EXERCISE MATERIAL:
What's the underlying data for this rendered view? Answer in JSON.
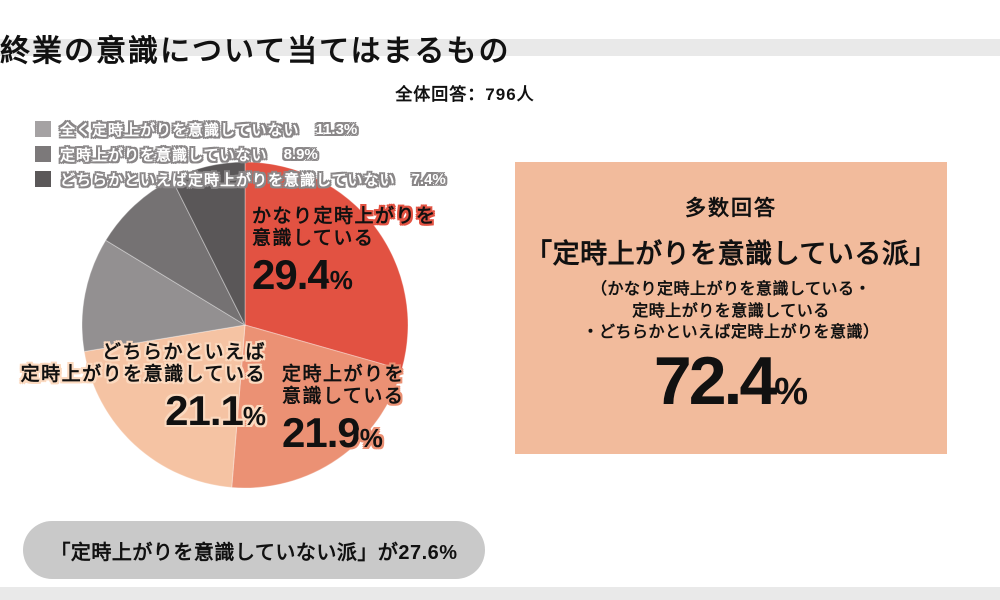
{
  "header": {
    "title": "終業の意識について当てはまるもの",
    "subtitle": "全体回答：796人"
  },
  "chart_data": {
    "type": "pie",
    "title": "終業の意識について当てはまるもの",
    "total_label": "全体回答：796人",
    "total_respondents": 796,
    "start_angle_deg": -90,
    "direction": "clockwise",
    "segments": [
      {
        "label": "かなり定時上がりを意識している",
        "value": 29.4,
        "color": "#e25242"
      },
      {
        "label": "定時上がりを意識している",
        "value": 21.9,
        "color": "#eb9174"
      },
      {
        "label": "どちらかといえば定時上がりを意識している",
        "value": 21.1,
        "color": "#f5c3a3"
      },
      {
        "label": "全く定時上がりを意識していない",
        "value": 11.3,
        "color": "#939091"
      },
      {
        "label": "定時上がりを意識していない",
        "value": 8.9,
        "color": "#757273"
      },
      {
        "label": "どちらかといえば定時上がりを意識していない",
        "value": 7.4,
        "color": "#5a5758"
      }
    ],
    "summary": {
      "aware_group_pct": 72.4,
      "not_aware_group_pct": 27.6
    }
  },
  "legend": {
    "items": [
      {
        "label": "全く定時上がりを意識していない",
        "pct": "11.3%",
        "color": "#a5a2a3"
      },
      {
        "label": "定時上がりを意識していない",
        "pct": "8.9%",
        "color": "#7c797a"
      },
      {
        "label": "どちらかといえば定時上がりを意識していない",
        "pct": "7.4%",
        "color": "#5b5859"
      }
    ]
  },
  "pie_labels": {
    "kanari": {
      "line1": "かなり定時上がりを",
      "line2": "意識している",
      "value": "29.4",
      "unit": "%"
    },
    "teiji": {
      "line1": "定時上がりを",
      "line2": "意識している",
      "value": "21.9",
      "unit": "%"
    },
    "dochira": {
      "line1": "どちらかといえば",
      "line2": "定時上がりを意識している",
      "value": "21.1",
      "unit": "%"
    }
  },
  "majority_box": {
    "heading": "多数回答",
    "title": "「定時上がりを意識している派」",
    "note_line1": "（かなり定時上がりを意識している・",
    "note_line2": "定時上がりを意識している",
    "note_line3": "・どちらかといえば定時上がりを意識）",
    "value": "72.4",
    "unit": "%",
    "bg_color": "#f2bb9c"
  },
  "minority_pill": {
    "text": "「定時上がりを意識していない派」が27.6%",
    "bg_color": "#c9c9c9"
  }
}
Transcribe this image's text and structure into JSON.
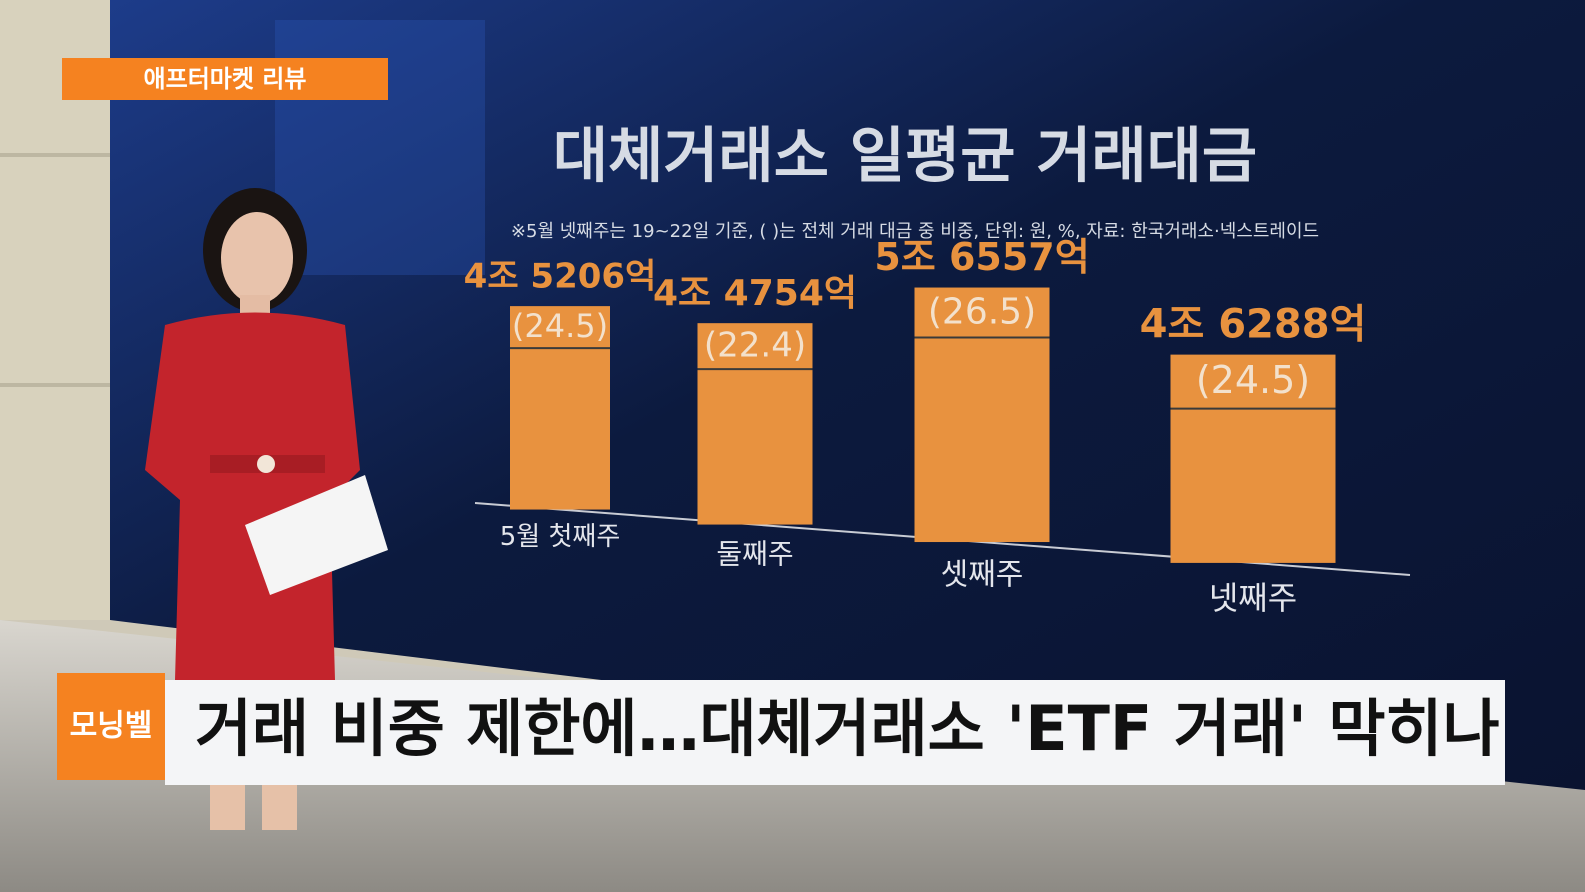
{
  "broadcast": {
    "segment_label": "애프터마켓 리뷰",
    "program_logo": "모닝벨",
    "headline": "거래 비중 제한에…대체거래소 'ETF 거래' 막히나"
  },
  "chart_data": {
    "type": "bar",
    "title": "대체거래소 일평균 거래대금",
    "note": "※5월 넷째주는 19~22일 기준, ( )는 전체 거래 대금 중 비중, 단위: 원, %, 자료: 한국거래소·넥스트레이드",
    "categories": [
      "5월 첫째주",
      "둘째주",
      "셋째주",
      "넷째주"
    ],
    "values": [
      45206,
      44754,
      56557,
      46288
    ],
    "value_labels": [
      "4조 5206억",
      "4조 4754억",
      "5조 6557억",
      "4조 6288억"
    ],
    "share_values": [
      24.5,
      22.4,
      26.5,
      24.5
    ],
    "share_labels": [
      "(24.5)",
      "(22.4)",
      "(26.5)",
      "(24.5)"
    ],
    "color": "#e8923f"
  }
}
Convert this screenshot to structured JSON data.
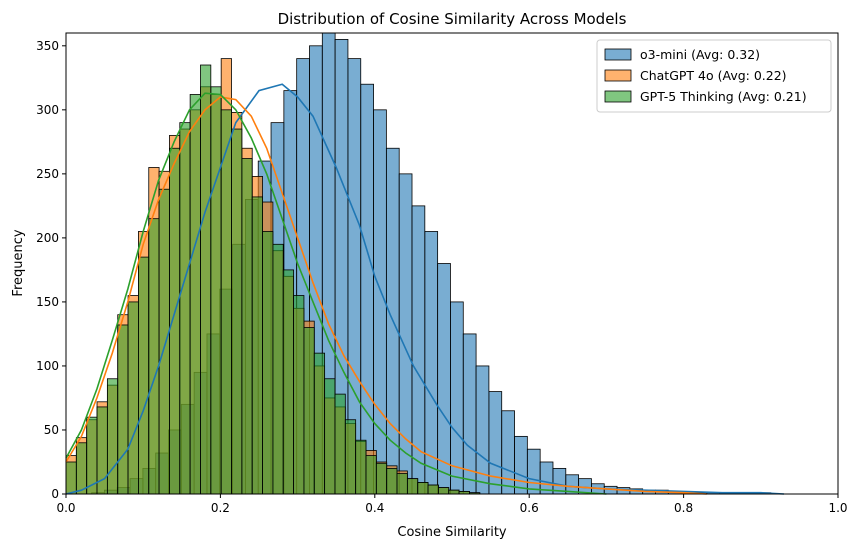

SHORT TASK: Leave the pictures out, and transcribe each of the records exactly.

RESULT FOR THIS EXERCISE:
What's the underlying data for this rendered view? Answer in JSON.
{
  "header": {
    "title": "終業の意識について当てはまるもの",
    "subtitle": "全体回答：796人"
  },
  "chart_data": {
    "type": "pie",
    "title": "終業の意識について当てはまるもの",
    "total_label": "全体回答：796人",
    "total_respondents": 796,
    "start_angle_deg": -90,
    "direction": "clockwise",
    "segments": [
      {
        "label": "かなり定時上がりを意識している",
        "value": 29.4,
        "color": "#e25242"
      },
      {
        "label": "定時上がりを意識している",
        "value": 21.9,
        "color": "#eb9174"
      },
      {
        "label": "どちらかといえば定時上がりを意識している",
        "value": 21.1,
        "color": "#f5c3a3"
      },
      {
        "label": "全く定時上がりを意識していない",
        "value": 11.3,
        "color": "#939091"
      },
      {
        "label": "定時上がりを意識していない",
        "value": 8.9,
        "color": "#757273"
      },
      {
        "label": "どちらかといえば定時上がりを意識していない",
        "value": 7.4,
        "color": "#5a5758"
      }
    ],
    "summary": {
      "aware_group_pct": 72.4,
      "not_aware_group_pct": 27.6
    }
  },
  "legend": {
    "items": [
      {
        "label": "全く定時上がりを意識していない",
        "pct": "11.3%",
        "color": "#a5a2a3"
      },
      {
        "label": "定時上がりを意識していない",
        "pct": "8.9%",
        "color": "#7c797a"
      },
      {
        "label": "どちらかといえば定時上がりを意識していない",
        "pct": "7.4%",
        "color": "#5b5859"
      }
    ]
  },
  "pie_labels": {
    "kanari": {
      "line1": "かなり定時上がりを",
      "line2": "意識している",
      "value": "29.4",
      "unit": "%"
    },
    "teiji": {
      "line1": "定時上がりを",
      "line2": "意識している",
      "value": "21.9",
      "unit": "%"
    },
    "dochira": {
      "line1": "どちらかといえば",
      "line2": "定時上がりを意識している",
      "value": "21.1",
      "unit": "%"
    }
  },
  "majority_box": {
    "heading": "多数回答",
    "title": "「定時上がりを意識している派」",
    "note_line1": "（かなり定時上がりを意識している・",
    "note_line2": "定時上がりを意識している",
    "note_line3": "・どちらかといえば定時上がりを意識）",
    "value": "72.4",
    "unit": "%",
    "bg_color": "#f2bb9c"
  },
  "minority_pill": {
    "text": "「定時上がりを意識していない派」が27.6%",
    "bg_color": "#c9c9c9"
  }
}
Transcribe this image's text and structure into JSON.
{
  "broadcast": {
    "segment_label": "애프터마켓 리뷰",
    "program_logo": "모닝벨",
    "headline": "거래 비중 제한에…대체거래소 'ETF 거래' 막히나"
  },
  "chart_data": {
    "type": "bar",
    "title": "대체거래소 일평균 거래대금",
    "note": "※5월 넷째주는 19~22일 기준, ( )는 전체 거래 대금 중 비중, 단위: 원, %, 자료: 한국거래소·넥스트레이드",
    "categories": [
      "5월 첫째주",
      "둘째주",
      "셋째주",
      "넷째주"
    ],
    "values": [
      45206,
      44754,
      56557,
      46288
    ],
    "value_labels": [
      "4조 5206억",
      "4조 4754억",
      "5조 6557억",
      "4조 6288억"
    ],
    "share_values": [
      24.5,
      22.4,
      26.5,
      24.5
    ],
    "share_labels": [
      "(24.5)",
      "(22.4)",
      "(26.5)",
      "(24.5)"
    ],
    "color": "#e8923f"
  }
}
Convert this screenshot to structured JSON data.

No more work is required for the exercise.